- TASK INPUTS

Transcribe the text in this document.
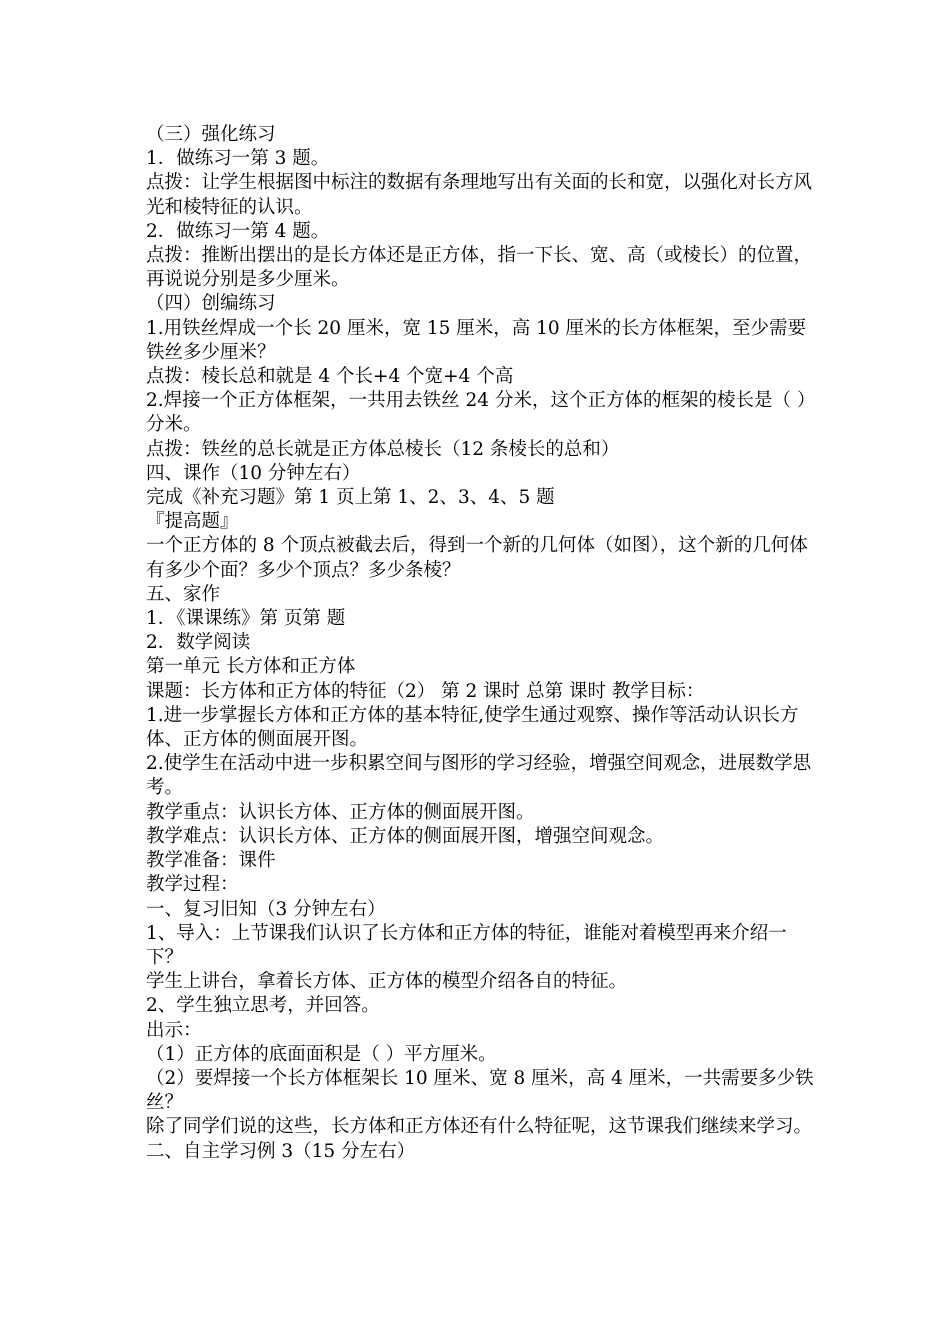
（三）强化练习

1．做练习一第 3 题。

点拨：让学生根据图中标注的数据有条理地写出有关面的长和宽，以强化对长方风光和棱特征的认识。

2．做练习一第 4 题。

点拨：推断出摆出的是长方体还是正方体，指一下长、宽、高（或棱长）的位置，再说说分别是多少厘米。

（四）创编练习

1.用铁丝焊成一个长 20 厘米，宽 15 厘米，高 10 厘米的长方体框架，至少需要铁丝多少厘米？

点拨：棱长总和就是 4 个长+4 个宽+4 个高

2.焊接一个正方体框架，一共用去铁丝 24 分米，这个正方体的框架的棱长是（ ）分米。

点拨：铁丝的总长就是正方体总棱长（12 条棱长的总和）

四、课作（10 分钟左右）

完成《补充习题》第 1 页上第 1、2、3、4、5 题

『提高题』

一个正方体的 8 个顶点被截去后，得到一个新的几何体（如图），这个新的几何体有多少个面？多少个顶点？多少条棱？

五、家作

1．《课课练》第 页第 题

2．数学阅读

第一单元 长方体和正方体

课题：长方体和正方体的特征（2） 第 2 课时 总第 课时 教学目标：

1.进一步掌握长方体和正方体的基本特征,使学生通过观察、操作等活动认识长方体、正方体的侧面展开图。

2.使学生在活动中进一步积累空间与图形的学习经验，增强空间观念，进展数学思考。

教学重点：认识长方体、正方体的侧面展开图。

教学难点：认识长方体、正方体的侧面展开图，增强空间观念。

教学准备：课件

教学过程：

一、复习旧知（3 分钟左右）

1、导入：上节课我们认识了长方体和正方体的特征，谁能对着模型再来介绍一下？

学生上讲台，拿着长方体、正方体的模型介绍各自的特征。

2、学生独立思考，并回答。

出示：

（1）正方体的底面面积是（ ）平方厘米。

（2）要焊接一个长方体框架长 10 厘米、宽 8 厘米，高 4 厘米，一共需要多少铁丝？

除了同学们说的这些，长方体和正方体还有什么特征呢，这节课我们继续来学习。

二、自主学习例 3（15 分左右）
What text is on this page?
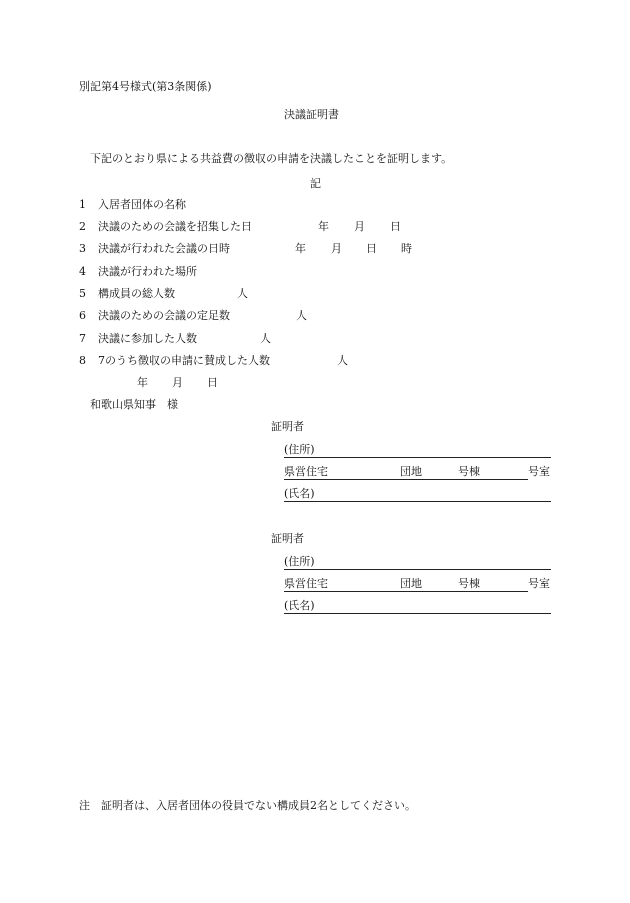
別記第4号様式(第3条関係)
決議証明書
下記のとおり県による共益費の徴収の申請を決議したことを証明します。
記
1 入居者団体の名称
2 決議のための会議を招集した日	年 月 日
3 決議が行われた会議の日時	年 月 日 時
4 決議が行われた場所
5 構成員の総人数	人
6 決議のための会議の定足数	人
7 決議に参加した人数	人
8 7のうち徴収の申請に賛成した人数	人
年 月 日
和歌山県知事　様
証明者
(住所)
県営住宅	団地	号棟	号室
(氏名)
証明者
(住所)
県営住宅	団地	号棟	号室
(氏名)
注　証明者は、入居者団体の役員でない構成員2名としてください。
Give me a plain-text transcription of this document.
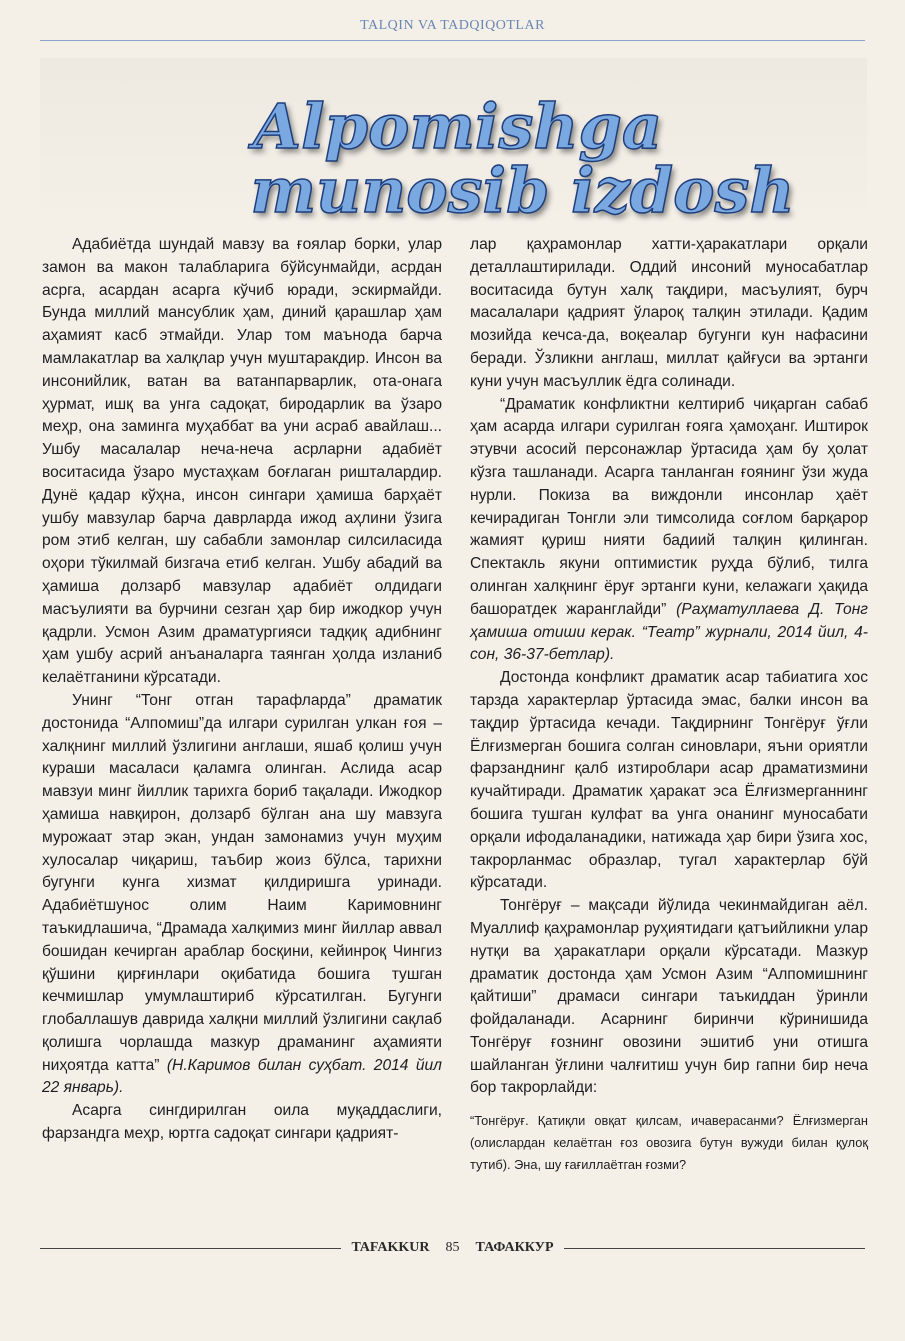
TALQIN VA TADQIQOTLAR
Alpomishga
munosib izdosh

Адабиётда шундай мавзу ва ғоялар борки, улар замон ва макон талабларига бўйсунмайди, асрдан асрга, асардан асарга кўчиб юради, эскирмайди. Бунда миллий мансублик ҳам, диний қарашлар ҳам аҳамият касб этмайди. Улар том маънода барча мамлакатлар ва халқлар учун муштаракдир. Инсон ва инсонийлик, ватан ва ватанпарварлик, ота-онага ҳурмат, ишқ ва унга садоқат, биродарлик ва ўзаро меҳр, она заминга муҳаббат ва уни асраб авайлаш... Ушбу масалалар неча-неча асрларни адабиёт воситасида ўзаро мустаҳкам боғлаган ришталардир. Дунё қадар кўҳна, инсон сингари ҳамиша барҳаёт ушбу мавзулар барча даврларда ижод аҳлини ўзига ром этиб келган, шу сабабли замонлар силсиласида оҳори тўкилмай бизгача етиб келган. Ушбу абадий ва ҳамиша долзарб мавзулар адабиёт олдидаги масъулияти ва бурчини сезган ҳар бир ижодкор учун қадрли. Усмон Азим драматургияси тадқиқ адибнинг ҳам ушбу асрий анъаналарга таянган ҳолда изланиб келаётганини кўрсатади.

Унинг “Тонг отган тарафларда” драматик достонида “Алпомиш”да илгари сурилган улкан ғоя – халқнинг миллий ўзлигини англаши, яшаб қолиш учун кураши масаласи қаламга олинган. Аслида асар мавзуи минг йиллик тарихга бориб тақалади. Ижодкор ҳамиша навқирон, долзарб бўлган ана шу мавзуга мурожаат этар экан, ундан замонамиз учун муҳим хулосалар чиқариш, таъбир жоиз бўлса, тарихни бугунги кунга хизмат қилдиришга уринади. Адабиётшунос олим Наим Каримовнинг таъкидлашича, “Драмада халқимиз минг йиллар аввал бошидан кечирган араблар босқини, кейинроқ Чингиз қўшини қирғинлари оқибатида бошига тушган кечмишлар умумлаштириб кўрсатилган. Бугунги глобаллашув даврида халқни миллий ўзлигини сақлаб қолишга чорлашда мазкур драманинг аҳамияти ниҳоятда катта” (Н.Каримов билан суҳбат. 2014 йил 22 январь).

Асарга сингдирилган оила муқаддаслиги, фарзандга меҳр, юртга садоқат сингари қадрият-

лар қаҳрамонлар хатти-ҳаракатлари орқали деталлаштирилади. Оддий инсоний муносабатлар воситасида бутун халқ тақдири, масъулият, бурч масалалари қадрият ўлароқ талқин этилади. Қадим мозийда кечса-да, воқеалар бугунги кун нафасини беради. Ўзликни англаш, миллат қайғуси ва эртанги куни учун масъуллик ёдга солинади.

“Драматик конфликтни келтириб чиқарган сабаб ҳам асарда илгари сурилган ғояга ҳамоҳанг. Иштирок этувчи асосий персонажлар ўртасида ҳам бу ҳолат кўзга ташланади. Асарга танланган ғоянинг ўзи жуда нурли. Покиза ва виждонли инсонлар ҳаёт кечирадиган Тонгли эли тимсолида соғлом барқарор жамият қуриш нияти бадиий талқин қилинган. Спектакль якуни оптимистик руҳда бўлиб, тилга олинган халқнинг ёруғ эртанги куни, келажаги ҳақида башоратдек жаранглайди” (Раҳматуллаева Д. Тонг ҳамиша отиши керак. “Театр” журнали, 2014 йил, 4-сон, 36-37-бетлар).

Достонда конфликт драматик асар табиатига хос тарзда характерлар ўртасида эмас, балки инсон ва тақдир ўртасида кечади. Тақдирнинг Тонгёруғ ўғли Ёлғизмерган бошига солган синовлари, яъни ориятли фарзанднинг қалб изтироблари асар драматизмини кучайтиради. Драматик ҳаракат эса Ёлғизмерганнинг бошига тушган кулфат ва унга онанинг муносабати орқали ифодаланадики, натижада ҳар бири ўзига хос, такрорланмас образлар, тугал характерлар бўй кўрсатади.

Тонгёруғ – мақсади йўлида чекинмайдиган аёл. Муаллиф қаҳрамонлар руҳиятидаги қатъийликни улар нутқи ва ҳаракатлари орқали кўрсатади. Мазкур драматик достонда ҳам Усмон Азим “Алпомишнинг қайтиши” драмаси сингари таъкиддан ўринли фойдаланади. Асарнинг биринчи кўринишида Тонгёруғ ғознинг овозини эшитиб уни отишга шайланган ўғлини чалғитиш учун бир гапни бир неча бор такрорлайди:

“Тонгёруғ. Қатиқли овқат қилсам, ичаверасанми? Ёлғизмерган (олислардан келаётган ғоз овозига бутун вужуди билан қулоқ тутиб). Эна, шу ғағиллаётган ғозми?

TAFAKKUR	85	ТАФАККУР
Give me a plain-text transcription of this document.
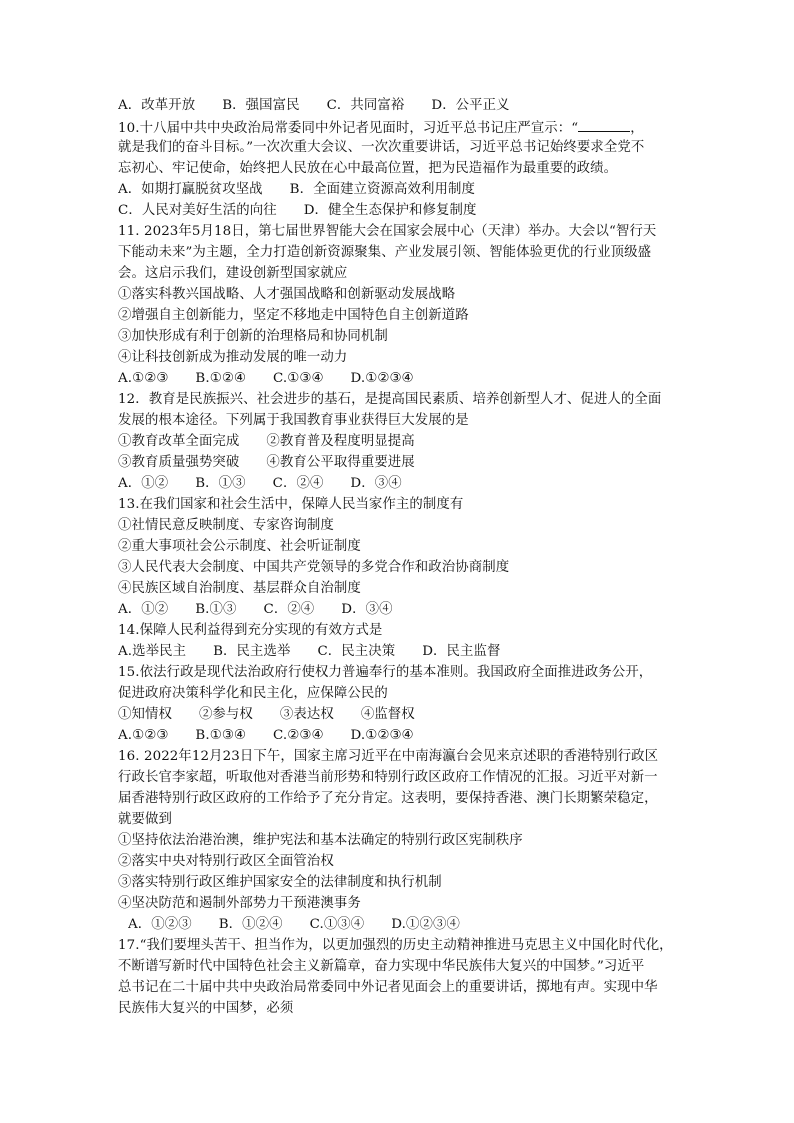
A．改革开放　　B．强国富民　　C．共同富裕　　D．公平正义
10.十八届中共中央政治局常委同中外记者见面时，习近平总书记庄严宣示：“	，
就是我们的奋斗目标。”一次次重大会议、一次次重要讲话，习近平总书记始终要求全党不
忘初心、牢记使命，始终把人民放在心中最高位置，把为民造福作为最重要的政绩。
A．如期打赢脱贫攻坚战　　B．全面建立资源高效利用制度
C．人民对美好生活的向往　　D．健全生态保护和修复制度
11. 2023年5月18日，第七届世界智能大会在国家会展中心（天津）举办。大会以“智行天
下能动未来”为主题，全力打造创新资源聚集、产业发展引领、智能体验更优的行业顶级盛
会。这启示我们，建设创新型国家就应
①落实科教兴国战略、人才强国战略和创新驱动发展战略
②增强自主创新能力，坚定不移地走中国特色自主创新道路
③加快形成有利于创新的治理格局和协同机制
④让科技创新成为推动发展的唯一动力
A.①②③　　B.①②④　　C.①③④　　D.①②③④
12．教育是民族振兴、社会进步的基石，是提高国民素质、培养创新型人才、促进人的全面
发展的根本途径。下列属于我国教育事业获得巨大发展的是
①教育改革全面完成　　②教育普及程度明显提高
③教育质量强势突破　　④教育公平取得重要进展
A．①②　　B．①③　　C．②④　　D．③④
13.在我们国家和社会生活中，保障人民当家作主的制度有
①社情民意反映制度、专家咨询制度
②重大事项社会公示制度、社会听证制度
③人民代表大会制度、中国共产党领导的多党合作和政治协商制度
④民族区域自治制度、基层群众自治制度
A．①②　　B.①③　　C．②④　　D．③④
14.保障人民利益得到充分实现的有效方式是
A.选举民主　　B．民主选举　　C．民主决策　　D．民主监督
15.依法行政是现代法治政府行使权力普遍奉行的基本准则。我国政府全面推进政务公开，
促进政府决策科学化和民主化，应保障公民的
①知情权　　②参与权　　③表达权　　④监督权
A.①②③　　B.①③④　　C.②③④　　D.①②③④
16. 2022年12月23日下午，国家主席习近平在中南海瀛台会见来京述职的香港特别行政区
行政长官李家超，听取他对香港当前形势和特别行政区政府工作情况的汇报。习近平对新一
届香港特别行政区政府的工作给予了充分肯定。这表明，要保持香港、澳门长期繁荣稳定，
就要做到
①坚持依法治港治澳，维护宪法和基本法确定的特别行政区宪制秩序
②落实中央对特别行政区全面管治权
③落实特别行政区维护国家安全的法律制度和执行机制
④坚决防范和遏制外部势力干预港澳事务
A．①②③　　B．①②④　　C.①③④　　D.①②③④
17.“我们要埋头苦干、担当作为，以更加强烈的历史主动精神推进马克思主义中国化时代化，
不断谱写新时代中国特色社会主义新篇章，奋力实现中华民族伟大复兴的中国梦。”习近平
总书记在二十届中共中央政治局常委同中外记者见面会上的重要讲话，掷地有声。实现中华
民族伟大复兴的中国梦，必须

- WHAT YOU HAVE TO DO
From the entries above, extract each line containing "正方体的侧面展开图".

- OUTPUT
1.进一步掌握长方体和正方体的基本特征,使学生通过观察、操作等活动认识长方体、正方体的侧面展开图。
教学重点：认识长方体、正方体的侧面展开图。
教学难点：认识长方体、正方体的侧面展开图，增强空间观念。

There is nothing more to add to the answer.